Work required -> Exactly as written, quote every line that follows, skipping the images.

____ Data records

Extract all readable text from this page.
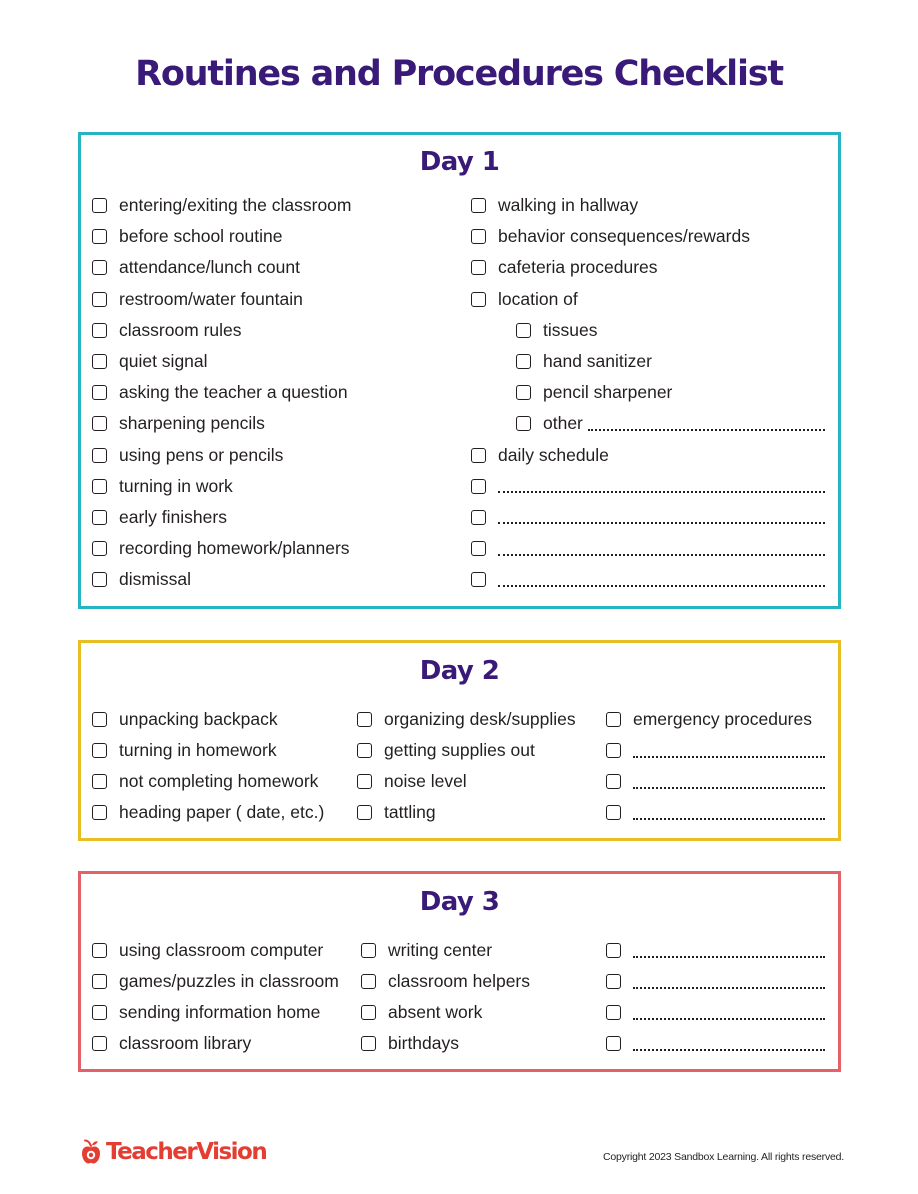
Routines and Procedures Checklist
Day 1
entering/exiting the classroom
before school routine
attendance/lunch count
restroom/water fountain
classroom rules
quiet signal
asking the teacher a question
sharpening pencils
using pens or pencils
turning in work
early finishers
recording homework/planners
dismissal
walking in hallway
behavior consequences/rewards
cafeteria procedures
location of
tissues
hand sanitizer
pencil sharpener
other
daily schedule
Day 2
unpacking backpack
turning in homework
not completing homework
heading paper ( date, etc.)
organizing desk/supplies
getting supplies out
noise level
tattling
emergency procedures
Day 3
using classroom computer
games/puzzles in classroom
sending information home
classroom library
writing center
classroom helpers
absent work
birthdays
TeacherVision	Copyright 2023 Sandbox Learning. All rights reserved.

________

Correct result ->
Extract all readable text from this page.
Routines and Procedures Checklist
Day 1
entering/exiting the classroom
before school routine
attendance/lunch count
restroom/water fountain
classroom rules
quiet signal
asking the teacher a question
sharpening pencils
using pens or pencils
turning in work
early finishers
recording homework/planners
dismissal
walking in hallway
behavior consequences/rewards
cafeteria procedures
location of
tissues
hand sanitizer
pencil sharpener
other
daily schedule
Day 2
unpacking backpack
turning in homework
not completing homework
heading paper ( date, etc.)
organizing desk/supplies
getting supplies out
noise level
tattling
emergency procedures
Day 3
using classroom computer
games/puzzles in classroom
sending information home
classroom library
writing center
classroom helpers
absent work
birthdays
TeacherVision	Copyright 2023 Sandbox Learning. All rights reserved.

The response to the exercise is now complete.